* start Supplied data *
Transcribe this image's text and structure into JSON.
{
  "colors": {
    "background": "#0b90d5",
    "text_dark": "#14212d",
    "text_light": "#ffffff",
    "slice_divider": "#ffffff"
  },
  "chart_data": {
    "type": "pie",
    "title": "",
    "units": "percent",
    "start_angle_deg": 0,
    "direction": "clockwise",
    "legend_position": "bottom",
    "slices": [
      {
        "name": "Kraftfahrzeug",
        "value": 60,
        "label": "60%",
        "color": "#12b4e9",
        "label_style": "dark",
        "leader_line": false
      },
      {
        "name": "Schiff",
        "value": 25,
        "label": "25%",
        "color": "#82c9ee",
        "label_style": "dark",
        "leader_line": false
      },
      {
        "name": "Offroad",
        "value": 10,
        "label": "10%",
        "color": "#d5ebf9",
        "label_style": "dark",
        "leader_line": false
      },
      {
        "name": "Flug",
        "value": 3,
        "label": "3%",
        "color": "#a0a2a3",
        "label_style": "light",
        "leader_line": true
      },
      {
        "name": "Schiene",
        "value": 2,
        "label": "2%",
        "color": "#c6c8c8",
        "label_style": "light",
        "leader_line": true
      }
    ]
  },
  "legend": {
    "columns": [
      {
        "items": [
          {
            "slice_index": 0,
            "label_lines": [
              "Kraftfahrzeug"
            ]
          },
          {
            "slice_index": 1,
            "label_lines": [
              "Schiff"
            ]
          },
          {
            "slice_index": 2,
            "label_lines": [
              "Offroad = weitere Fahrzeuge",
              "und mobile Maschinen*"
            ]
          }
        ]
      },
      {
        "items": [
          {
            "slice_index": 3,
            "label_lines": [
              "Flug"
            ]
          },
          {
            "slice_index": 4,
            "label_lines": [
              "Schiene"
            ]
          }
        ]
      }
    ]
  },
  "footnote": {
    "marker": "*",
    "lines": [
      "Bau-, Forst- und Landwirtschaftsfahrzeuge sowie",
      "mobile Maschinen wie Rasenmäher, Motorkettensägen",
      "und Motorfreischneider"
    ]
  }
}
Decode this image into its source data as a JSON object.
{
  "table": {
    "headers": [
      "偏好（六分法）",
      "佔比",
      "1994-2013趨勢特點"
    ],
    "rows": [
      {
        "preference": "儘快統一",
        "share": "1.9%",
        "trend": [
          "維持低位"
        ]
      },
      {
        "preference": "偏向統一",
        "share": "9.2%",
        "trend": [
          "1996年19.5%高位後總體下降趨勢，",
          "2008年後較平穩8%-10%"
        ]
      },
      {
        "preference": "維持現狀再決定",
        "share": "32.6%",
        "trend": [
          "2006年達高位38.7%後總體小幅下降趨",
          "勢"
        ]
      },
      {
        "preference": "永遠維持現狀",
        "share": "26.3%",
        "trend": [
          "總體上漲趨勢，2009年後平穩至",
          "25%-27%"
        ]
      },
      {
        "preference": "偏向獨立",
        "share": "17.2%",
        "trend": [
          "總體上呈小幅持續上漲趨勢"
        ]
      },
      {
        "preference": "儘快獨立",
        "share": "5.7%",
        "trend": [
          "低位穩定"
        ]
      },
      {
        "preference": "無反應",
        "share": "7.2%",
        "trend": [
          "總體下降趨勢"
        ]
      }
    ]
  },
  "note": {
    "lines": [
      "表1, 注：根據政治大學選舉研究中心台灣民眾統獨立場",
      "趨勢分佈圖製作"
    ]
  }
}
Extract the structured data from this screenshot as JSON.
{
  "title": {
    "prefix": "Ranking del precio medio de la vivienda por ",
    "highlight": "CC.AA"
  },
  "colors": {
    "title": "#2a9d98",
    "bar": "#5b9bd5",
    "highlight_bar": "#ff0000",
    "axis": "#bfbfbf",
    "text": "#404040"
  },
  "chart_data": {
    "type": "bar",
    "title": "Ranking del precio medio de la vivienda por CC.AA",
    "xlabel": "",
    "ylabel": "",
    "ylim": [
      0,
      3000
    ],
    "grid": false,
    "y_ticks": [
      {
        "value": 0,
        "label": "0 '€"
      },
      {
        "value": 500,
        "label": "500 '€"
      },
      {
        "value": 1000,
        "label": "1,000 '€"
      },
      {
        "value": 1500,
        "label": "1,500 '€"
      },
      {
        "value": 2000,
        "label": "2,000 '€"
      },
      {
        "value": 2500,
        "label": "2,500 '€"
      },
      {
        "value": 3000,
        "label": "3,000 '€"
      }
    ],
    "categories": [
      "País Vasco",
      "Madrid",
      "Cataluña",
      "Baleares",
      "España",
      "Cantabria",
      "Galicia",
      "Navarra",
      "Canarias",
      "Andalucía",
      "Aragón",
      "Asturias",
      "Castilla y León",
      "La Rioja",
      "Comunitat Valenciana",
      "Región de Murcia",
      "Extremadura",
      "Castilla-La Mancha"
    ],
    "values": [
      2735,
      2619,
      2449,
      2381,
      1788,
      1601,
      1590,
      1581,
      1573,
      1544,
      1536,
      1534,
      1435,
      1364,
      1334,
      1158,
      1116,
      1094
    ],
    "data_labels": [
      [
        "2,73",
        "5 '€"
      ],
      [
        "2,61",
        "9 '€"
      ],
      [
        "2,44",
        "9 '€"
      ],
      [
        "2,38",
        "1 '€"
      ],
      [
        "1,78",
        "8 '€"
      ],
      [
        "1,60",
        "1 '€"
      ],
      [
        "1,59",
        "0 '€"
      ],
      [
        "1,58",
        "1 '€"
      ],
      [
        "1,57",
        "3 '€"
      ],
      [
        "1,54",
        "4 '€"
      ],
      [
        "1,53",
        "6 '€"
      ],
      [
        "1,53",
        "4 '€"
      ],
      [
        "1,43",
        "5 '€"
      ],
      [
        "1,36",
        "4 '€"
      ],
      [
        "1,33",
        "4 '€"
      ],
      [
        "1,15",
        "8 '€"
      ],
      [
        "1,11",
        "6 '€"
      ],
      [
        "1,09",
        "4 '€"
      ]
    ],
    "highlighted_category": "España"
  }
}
* end Supplied data *
*Your goal*
Scan the material for lines with the word "Kraftfahrzeug", and copy each line you find.

*Written answer*
        "name": "Kraftfahrzeug",
              "Kraftfahrzeug"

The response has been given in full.